Exercise goal: Using the listing below, select the lines with the word "title" and copy them.
-- start Exercise materials --
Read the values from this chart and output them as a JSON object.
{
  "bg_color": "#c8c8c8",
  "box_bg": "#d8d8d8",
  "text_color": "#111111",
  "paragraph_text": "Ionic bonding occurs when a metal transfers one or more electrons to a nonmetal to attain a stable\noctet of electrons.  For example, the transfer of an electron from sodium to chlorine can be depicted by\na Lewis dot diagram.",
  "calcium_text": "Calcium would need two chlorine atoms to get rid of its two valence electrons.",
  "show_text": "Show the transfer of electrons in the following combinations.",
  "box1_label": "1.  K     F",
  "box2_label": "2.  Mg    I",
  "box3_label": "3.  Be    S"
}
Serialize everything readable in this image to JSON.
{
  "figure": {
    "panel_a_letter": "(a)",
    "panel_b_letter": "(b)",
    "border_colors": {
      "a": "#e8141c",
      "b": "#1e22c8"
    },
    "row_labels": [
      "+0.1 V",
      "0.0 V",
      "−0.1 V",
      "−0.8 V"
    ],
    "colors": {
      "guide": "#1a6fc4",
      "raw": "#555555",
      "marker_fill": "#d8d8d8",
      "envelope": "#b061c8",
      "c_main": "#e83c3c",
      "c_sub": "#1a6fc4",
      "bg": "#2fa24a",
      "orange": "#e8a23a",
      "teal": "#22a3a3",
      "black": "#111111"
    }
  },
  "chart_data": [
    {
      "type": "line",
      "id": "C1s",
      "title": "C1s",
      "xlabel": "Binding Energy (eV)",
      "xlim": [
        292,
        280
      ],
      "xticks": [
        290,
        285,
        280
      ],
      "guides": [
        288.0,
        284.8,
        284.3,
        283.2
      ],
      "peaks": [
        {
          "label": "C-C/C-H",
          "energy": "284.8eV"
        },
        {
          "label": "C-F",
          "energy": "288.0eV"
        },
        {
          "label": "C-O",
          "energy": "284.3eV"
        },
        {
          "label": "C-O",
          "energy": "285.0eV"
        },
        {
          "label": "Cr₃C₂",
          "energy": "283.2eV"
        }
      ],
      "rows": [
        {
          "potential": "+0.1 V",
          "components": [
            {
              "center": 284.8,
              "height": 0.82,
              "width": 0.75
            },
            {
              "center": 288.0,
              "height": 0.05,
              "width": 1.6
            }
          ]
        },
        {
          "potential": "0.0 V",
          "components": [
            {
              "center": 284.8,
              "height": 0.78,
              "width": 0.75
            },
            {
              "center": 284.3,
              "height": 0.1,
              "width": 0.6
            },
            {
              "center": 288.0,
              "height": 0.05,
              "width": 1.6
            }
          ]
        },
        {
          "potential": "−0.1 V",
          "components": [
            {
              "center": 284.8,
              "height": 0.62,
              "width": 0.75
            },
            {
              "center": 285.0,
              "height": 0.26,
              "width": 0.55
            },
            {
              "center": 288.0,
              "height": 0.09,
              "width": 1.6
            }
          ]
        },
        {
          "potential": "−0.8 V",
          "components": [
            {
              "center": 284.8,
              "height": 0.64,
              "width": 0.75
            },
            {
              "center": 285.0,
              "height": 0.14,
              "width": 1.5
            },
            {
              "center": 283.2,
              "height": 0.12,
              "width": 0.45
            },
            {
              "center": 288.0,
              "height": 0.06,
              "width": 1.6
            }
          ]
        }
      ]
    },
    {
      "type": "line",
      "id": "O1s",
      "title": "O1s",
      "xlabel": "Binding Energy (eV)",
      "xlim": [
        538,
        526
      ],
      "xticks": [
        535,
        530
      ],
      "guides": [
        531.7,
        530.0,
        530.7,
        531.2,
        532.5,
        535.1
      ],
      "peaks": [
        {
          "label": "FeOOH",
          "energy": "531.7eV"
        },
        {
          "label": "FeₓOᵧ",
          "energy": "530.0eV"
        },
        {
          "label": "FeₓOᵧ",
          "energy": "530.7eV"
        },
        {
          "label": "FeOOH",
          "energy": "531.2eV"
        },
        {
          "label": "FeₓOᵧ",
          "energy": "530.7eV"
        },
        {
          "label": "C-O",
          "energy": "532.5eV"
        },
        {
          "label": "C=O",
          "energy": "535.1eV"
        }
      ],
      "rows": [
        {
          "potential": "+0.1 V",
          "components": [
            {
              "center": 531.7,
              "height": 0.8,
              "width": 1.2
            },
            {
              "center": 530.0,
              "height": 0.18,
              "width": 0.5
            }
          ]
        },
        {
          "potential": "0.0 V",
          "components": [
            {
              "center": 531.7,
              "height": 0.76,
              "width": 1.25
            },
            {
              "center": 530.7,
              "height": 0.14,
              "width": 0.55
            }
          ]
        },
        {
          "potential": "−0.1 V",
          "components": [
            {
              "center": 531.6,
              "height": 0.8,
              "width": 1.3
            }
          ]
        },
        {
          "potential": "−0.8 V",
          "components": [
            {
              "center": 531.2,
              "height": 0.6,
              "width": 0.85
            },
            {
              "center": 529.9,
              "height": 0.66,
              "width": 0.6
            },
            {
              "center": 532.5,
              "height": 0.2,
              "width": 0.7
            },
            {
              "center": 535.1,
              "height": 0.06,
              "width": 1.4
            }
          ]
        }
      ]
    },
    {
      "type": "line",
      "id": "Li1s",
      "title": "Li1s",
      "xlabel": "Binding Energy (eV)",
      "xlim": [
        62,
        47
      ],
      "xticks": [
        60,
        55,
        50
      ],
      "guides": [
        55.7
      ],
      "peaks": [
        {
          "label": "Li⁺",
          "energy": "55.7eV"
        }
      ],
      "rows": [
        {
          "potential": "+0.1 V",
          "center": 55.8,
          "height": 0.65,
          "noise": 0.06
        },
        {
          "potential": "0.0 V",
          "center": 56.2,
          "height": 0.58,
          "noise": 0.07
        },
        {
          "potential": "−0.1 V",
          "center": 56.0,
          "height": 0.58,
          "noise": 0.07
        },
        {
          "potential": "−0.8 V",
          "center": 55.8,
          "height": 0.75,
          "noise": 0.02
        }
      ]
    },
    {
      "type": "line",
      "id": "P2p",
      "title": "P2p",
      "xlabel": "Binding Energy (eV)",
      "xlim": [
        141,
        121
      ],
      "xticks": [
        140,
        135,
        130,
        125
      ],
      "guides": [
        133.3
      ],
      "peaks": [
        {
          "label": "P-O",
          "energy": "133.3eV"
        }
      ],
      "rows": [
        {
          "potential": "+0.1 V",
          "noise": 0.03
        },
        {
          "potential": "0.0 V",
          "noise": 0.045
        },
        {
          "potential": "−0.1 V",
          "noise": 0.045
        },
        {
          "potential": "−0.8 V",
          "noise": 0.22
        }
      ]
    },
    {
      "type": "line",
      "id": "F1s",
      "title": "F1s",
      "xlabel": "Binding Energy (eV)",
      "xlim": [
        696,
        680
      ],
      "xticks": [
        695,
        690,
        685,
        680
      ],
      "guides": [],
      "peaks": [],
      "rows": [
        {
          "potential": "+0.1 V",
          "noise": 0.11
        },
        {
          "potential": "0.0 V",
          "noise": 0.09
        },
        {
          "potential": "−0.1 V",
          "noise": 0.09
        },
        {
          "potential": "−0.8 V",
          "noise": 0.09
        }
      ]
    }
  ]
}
-- end Exercise materials --
Complete output:
      "title": "C1s",
      "title": "O1s",
      "title": "Li1s",
      "title": "P2p",
      "title": "F1s",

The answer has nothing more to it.